Source records:

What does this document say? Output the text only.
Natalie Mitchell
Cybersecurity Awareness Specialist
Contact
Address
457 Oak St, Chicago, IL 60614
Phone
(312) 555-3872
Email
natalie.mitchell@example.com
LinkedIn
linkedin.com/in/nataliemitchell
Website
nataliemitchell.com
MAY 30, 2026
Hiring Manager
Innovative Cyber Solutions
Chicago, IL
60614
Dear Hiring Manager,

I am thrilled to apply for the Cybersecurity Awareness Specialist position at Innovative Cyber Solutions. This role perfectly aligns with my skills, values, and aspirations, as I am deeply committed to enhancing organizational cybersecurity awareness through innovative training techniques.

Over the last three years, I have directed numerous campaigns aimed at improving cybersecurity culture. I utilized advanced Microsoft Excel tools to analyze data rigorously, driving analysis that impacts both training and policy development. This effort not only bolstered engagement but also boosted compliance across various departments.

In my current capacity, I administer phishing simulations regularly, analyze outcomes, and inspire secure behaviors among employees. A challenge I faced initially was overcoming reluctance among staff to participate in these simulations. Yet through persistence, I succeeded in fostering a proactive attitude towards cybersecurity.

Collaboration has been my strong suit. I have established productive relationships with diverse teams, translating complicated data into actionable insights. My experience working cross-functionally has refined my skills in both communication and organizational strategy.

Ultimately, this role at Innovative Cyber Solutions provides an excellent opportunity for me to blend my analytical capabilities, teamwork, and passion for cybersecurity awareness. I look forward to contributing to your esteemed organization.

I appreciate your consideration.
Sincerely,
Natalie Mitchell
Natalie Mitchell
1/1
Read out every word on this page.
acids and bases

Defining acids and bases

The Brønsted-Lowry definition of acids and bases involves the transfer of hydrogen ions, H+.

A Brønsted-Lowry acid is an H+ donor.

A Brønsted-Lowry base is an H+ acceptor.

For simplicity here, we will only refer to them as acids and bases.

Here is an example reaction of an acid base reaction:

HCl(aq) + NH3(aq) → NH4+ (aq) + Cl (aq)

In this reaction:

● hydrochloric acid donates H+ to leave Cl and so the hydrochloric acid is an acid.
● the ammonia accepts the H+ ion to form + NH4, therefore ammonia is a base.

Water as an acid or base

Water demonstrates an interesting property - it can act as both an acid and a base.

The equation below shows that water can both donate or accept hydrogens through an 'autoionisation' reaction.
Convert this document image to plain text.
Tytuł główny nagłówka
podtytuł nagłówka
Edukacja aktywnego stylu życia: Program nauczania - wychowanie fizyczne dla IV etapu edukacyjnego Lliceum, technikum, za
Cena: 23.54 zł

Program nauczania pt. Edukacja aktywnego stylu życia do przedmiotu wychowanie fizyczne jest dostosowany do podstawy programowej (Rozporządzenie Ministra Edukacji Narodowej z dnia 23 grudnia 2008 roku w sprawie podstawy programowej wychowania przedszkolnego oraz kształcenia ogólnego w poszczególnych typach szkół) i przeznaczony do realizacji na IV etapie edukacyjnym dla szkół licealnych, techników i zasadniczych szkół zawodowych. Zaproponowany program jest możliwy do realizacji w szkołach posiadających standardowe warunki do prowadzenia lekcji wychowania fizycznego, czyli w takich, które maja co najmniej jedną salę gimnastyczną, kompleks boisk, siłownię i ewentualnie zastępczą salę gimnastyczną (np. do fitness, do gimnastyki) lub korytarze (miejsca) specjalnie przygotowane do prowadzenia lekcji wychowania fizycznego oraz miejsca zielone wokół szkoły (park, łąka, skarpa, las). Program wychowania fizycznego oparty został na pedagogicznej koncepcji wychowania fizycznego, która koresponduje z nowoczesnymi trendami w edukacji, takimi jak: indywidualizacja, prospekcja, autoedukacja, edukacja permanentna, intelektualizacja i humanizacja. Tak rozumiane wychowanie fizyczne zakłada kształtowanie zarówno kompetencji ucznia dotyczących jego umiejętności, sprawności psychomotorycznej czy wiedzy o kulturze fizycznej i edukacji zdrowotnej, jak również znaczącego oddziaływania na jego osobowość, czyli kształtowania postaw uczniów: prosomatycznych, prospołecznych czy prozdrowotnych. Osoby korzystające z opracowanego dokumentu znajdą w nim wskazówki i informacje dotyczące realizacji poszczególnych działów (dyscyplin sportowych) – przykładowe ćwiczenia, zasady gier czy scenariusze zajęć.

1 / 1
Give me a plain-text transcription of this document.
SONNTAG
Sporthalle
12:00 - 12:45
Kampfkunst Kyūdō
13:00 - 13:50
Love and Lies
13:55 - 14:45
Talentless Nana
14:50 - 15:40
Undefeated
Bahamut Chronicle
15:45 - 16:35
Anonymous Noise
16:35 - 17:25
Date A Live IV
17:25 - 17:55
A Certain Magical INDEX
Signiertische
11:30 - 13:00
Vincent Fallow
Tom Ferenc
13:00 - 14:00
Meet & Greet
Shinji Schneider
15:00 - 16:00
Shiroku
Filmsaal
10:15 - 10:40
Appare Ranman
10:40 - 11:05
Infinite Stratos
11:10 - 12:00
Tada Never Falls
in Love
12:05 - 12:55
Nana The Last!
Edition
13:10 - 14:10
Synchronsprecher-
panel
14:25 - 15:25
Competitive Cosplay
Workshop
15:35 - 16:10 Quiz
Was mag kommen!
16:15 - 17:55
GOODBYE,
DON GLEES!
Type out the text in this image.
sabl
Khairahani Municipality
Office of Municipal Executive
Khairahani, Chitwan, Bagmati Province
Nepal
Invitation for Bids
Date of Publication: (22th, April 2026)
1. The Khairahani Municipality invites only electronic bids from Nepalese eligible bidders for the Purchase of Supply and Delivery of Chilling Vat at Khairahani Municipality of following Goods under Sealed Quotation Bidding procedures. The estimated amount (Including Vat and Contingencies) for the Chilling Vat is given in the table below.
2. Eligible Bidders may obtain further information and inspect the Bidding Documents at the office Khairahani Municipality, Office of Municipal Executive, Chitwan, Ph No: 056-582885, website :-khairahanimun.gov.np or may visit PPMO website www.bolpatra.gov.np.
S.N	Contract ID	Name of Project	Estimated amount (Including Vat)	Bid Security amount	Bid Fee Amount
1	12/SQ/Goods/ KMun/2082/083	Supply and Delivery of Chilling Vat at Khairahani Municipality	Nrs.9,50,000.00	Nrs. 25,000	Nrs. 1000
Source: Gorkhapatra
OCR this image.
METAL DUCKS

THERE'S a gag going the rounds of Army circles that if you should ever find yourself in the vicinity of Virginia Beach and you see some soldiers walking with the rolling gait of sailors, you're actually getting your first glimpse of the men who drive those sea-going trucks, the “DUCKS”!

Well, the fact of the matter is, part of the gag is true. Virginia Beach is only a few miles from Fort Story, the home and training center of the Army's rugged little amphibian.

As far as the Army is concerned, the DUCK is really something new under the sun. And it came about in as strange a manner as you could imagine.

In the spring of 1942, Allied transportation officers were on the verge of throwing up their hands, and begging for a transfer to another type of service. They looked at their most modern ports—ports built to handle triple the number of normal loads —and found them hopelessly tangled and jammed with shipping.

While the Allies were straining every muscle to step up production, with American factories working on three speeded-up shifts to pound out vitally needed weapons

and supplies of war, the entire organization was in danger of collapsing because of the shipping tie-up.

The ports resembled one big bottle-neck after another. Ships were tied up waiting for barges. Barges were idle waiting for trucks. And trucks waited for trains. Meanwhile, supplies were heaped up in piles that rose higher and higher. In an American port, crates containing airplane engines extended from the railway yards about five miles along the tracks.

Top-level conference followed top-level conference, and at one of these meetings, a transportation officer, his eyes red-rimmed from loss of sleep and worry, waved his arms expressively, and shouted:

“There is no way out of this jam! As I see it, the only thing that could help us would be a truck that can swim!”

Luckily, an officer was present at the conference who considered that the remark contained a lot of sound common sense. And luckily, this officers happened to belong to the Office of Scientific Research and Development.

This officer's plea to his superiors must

* What to produce *
In the material above, find the lines that contain "your" and show them.

* Answer to this exercise *
Ultimately, this role at Innovative Cyber Solutions provides an excellent opportunity for me to blend my analytical capabilities, teamwork, and passion for cybersecurity awareness. I look forward to contributing to your esteemed organization.
I appreciate your consideration.
THERE'S a gag going the rounds of Army circles that if you should ever find yourself in the vicinity of Virginia Beach and you see some soldiers walking with the rolling gait of sailors, you're actually getting your first glimpse of the men who drive those sea-going trucks, the “DUCKS”!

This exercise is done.